▸ **Aim**:
Using the material below, copy every line where "efter" appears.

════════

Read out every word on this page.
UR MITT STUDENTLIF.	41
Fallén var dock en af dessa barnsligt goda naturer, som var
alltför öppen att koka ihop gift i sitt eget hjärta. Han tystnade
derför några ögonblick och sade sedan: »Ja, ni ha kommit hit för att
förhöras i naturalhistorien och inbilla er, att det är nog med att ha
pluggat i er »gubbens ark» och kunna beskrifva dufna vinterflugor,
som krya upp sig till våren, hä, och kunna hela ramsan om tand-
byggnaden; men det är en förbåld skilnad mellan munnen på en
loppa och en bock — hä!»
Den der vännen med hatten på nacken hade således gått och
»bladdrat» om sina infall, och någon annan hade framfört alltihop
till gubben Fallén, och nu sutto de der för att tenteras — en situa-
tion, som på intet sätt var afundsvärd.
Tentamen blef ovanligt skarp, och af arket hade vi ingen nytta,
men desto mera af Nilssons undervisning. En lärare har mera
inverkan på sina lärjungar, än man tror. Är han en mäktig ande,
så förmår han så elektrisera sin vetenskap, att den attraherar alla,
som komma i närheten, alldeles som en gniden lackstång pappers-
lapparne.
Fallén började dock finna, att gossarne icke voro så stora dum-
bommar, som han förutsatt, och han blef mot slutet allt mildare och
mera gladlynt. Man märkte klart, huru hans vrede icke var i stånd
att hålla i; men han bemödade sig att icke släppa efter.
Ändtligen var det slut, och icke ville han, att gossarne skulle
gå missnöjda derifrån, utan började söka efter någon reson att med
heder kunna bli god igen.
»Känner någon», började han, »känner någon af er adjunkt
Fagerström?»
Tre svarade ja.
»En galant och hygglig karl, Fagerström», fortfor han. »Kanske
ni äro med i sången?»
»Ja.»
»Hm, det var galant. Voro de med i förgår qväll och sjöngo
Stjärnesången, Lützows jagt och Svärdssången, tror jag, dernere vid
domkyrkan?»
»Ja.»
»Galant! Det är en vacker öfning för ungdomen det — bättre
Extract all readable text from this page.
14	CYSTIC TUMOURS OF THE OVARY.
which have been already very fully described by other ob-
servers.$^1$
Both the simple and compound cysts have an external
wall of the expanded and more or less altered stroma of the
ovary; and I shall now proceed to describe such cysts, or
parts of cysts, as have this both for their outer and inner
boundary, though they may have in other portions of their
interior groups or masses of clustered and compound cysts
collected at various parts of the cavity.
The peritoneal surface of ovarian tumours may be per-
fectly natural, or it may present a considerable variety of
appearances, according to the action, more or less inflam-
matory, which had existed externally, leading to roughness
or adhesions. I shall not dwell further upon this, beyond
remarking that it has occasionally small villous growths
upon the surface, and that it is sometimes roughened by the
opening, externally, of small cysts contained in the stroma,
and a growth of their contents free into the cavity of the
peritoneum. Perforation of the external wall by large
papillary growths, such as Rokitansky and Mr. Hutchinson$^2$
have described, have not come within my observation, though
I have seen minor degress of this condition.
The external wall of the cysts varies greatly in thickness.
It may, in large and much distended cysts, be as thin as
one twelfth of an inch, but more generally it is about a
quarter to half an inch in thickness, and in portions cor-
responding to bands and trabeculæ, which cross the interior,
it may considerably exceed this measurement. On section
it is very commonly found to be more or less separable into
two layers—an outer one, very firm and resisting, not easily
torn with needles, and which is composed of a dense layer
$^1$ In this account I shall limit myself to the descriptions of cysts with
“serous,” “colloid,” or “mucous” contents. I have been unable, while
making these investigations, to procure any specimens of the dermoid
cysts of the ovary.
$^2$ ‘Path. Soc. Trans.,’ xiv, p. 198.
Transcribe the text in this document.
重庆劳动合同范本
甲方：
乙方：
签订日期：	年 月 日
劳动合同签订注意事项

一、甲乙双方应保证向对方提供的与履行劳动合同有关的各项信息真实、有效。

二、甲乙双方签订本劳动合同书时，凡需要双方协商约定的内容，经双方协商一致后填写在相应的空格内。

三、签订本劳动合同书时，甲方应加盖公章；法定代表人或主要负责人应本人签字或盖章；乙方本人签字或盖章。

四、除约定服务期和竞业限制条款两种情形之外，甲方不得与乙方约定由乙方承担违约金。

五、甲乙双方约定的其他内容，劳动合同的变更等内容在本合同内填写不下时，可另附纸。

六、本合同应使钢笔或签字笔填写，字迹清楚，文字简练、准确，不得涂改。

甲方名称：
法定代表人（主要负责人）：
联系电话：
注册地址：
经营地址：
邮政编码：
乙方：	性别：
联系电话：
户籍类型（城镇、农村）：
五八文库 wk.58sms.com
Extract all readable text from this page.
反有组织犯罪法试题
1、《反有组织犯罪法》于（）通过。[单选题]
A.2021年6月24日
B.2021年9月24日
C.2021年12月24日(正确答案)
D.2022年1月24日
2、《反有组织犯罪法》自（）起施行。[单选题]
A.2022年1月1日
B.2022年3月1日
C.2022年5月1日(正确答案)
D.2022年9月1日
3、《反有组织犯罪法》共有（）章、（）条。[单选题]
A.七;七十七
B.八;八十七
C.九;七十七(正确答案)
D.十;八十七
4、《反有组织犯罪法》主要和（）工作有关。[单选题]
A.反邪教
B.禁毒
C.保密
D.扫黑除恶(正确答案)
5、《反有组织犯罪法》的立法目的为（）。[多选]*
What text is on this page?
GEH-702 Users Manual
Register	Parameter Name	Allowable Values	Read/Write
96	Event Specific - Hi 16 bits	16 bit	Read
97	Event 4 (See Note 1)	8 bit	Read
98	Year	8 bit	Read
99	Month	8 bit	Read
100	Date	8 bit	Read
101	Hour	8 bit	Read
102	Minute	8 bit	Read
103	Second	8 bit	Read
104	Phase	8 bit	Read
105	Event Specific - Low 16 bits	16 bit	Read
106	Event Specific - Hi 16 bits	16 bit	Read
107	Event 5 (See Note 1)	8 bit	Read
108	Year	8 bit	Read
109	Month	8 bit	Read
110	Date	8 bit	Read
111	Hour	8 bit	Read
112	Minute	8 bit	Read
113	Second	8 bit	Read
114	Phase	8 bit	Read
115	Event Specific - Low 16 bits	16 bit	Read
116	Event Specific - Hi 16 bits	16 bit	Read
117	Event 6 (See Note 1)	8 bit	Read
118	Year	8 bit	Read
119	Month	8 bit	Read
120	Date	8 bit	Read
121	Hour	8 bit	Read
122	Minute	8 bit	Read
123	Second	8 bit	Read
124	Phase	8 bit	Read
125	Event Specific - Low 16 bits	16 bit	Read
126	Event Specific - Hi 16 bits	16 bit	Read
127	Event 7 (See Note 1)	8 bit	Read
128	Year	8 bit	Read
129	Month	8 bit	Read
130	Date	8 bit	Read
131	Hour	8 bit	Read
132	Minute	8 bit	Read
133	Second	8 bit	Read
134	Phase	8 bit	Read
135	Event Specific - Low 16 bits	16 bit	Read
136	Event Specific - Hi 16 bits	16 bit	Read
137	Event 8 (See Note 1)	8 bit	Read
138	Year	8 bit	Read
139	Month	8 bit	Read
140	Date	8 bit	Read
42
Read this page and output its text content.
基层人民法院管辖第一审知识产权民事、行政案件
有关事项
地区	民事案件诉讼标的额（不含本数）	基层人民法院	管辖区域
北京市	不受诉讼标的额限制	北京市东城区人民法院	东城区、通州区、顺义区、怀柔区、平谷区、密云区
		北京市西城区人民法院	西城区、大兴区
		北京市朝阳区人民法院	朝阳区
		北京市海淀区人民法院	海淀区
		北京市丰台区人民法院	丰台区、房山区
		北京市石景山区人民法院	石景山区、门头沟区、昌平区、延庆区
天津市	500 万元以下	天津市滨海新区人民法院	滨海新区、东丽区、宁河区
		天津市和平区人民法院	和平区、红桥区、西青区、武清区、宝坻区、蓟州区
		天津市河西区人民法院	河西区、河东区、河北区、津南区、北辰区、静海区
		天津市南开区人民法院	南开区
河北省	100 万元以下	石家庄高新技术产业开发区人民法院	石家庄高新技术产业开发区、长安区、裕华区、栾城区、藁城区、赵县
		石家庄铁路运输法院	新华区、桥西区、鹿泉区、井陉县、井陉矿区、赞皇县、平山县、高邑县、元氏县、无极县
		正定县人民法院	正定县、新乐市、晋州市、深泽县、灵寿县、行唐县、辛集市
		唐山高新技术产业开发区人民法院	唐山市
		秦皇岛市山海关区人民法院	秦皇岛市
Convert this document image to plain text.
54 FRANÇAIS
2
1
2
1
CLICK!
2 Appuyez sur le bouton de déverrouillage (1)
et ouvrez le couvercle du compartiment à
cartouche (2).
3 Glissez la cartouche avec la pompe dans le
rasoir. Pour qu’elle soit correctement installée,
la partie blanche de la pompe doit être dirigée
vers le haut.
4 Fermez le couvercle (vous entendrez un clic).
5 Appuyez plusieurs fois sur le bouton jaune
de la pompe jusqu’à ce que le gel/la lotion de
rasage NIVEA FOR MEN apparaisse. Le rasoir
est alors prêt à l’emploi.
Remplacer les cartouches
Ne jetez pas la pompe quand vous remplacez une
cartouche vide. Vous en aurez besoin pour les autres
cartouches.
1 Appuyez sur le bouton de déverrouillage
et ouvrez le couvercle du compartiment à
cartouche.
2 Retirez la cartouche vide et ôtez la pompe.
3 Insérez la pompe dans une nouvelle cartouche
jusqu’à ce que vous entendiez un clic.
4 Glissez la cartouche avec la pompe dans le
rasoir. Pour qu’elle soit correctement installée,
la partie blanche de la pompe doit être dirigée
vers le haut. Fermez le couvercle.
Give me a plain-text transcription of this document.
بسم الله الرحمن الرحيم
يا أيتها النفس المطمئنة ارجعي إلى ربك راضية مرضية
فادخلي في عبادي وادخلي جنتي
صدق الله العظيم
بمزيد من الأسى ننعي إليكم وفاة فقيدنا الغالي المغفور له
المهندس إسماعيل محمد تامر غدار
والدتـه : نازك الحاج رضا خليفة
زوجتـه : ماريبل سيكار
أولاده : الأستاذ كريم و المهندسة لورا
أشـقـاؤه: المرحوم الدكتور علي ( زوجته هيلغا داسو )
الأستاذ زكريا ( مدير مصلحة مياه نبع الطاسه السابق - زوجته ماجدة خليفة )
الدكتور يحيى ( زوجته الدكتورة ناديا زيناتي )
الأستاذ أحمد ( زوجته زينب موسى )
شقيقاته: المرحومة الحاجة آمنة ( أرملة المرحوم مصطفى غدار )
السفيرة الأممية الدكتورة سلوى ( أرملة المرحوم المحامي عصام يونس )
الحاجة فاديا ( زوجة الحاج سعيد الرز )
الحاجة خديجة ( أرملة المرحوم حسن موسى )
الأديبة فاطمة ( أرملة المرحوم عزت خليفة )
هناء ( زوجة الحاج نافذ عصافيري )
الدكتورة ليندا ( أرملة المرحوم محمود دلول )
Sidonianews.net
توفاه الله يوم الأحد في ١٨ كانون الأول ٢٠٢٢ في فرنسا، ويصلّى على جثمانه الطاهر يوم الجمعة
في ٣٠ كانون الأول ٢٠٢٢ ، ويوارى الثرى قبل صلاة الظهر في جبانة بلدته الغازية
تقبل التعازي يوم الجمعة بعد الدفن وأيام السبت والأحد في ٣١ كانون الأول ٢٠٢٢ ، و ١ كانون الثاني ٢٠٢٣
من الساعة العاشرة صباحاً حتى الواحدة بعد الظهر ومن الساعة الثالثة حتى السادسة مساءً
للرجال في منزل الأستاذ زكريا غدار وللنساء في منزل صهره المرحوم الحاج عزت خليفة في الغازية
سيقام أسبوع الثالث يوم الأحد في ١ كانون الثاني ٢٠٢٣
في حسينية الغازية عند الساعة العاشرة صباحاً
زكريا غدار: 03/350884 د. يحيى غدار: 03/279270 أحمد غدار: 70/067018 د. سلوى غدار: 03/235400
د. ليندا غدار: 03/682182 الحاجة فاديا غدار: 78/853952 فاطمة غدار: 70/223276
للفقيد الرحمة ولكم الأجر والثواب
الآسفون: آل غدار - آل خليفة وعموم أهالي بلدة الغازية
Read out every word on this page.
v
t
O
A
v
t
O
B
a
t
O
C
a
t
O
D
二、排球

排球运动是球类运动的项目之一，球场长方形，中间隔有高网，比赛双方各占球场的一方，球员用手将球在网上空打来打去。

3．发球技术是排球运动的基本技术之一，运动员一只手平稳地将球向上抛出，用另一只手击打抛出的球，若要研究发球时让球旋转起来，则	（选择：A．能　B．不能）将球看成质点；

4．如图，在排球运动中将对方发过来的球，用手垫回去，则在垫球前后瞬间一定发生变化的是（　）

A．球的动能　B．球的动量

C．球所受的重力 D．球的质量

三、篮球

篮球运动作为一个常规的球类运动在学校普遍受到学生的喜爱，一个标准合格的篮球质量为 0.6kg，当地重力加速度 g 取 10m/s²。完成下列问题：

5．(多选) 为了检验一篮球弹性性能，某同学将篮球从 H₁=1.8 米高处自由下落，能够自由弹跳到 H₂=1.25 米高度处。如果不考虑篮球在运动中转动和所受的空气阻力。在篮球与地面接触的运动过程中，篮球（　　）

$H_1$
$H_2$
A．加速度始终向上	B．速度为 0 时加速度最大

════════

▸ **Solved exercise**:
att hålla i; men han bemödade sig att icke släppa efter.
gå missnöjda derifrån, utan började söka efter någon reson att med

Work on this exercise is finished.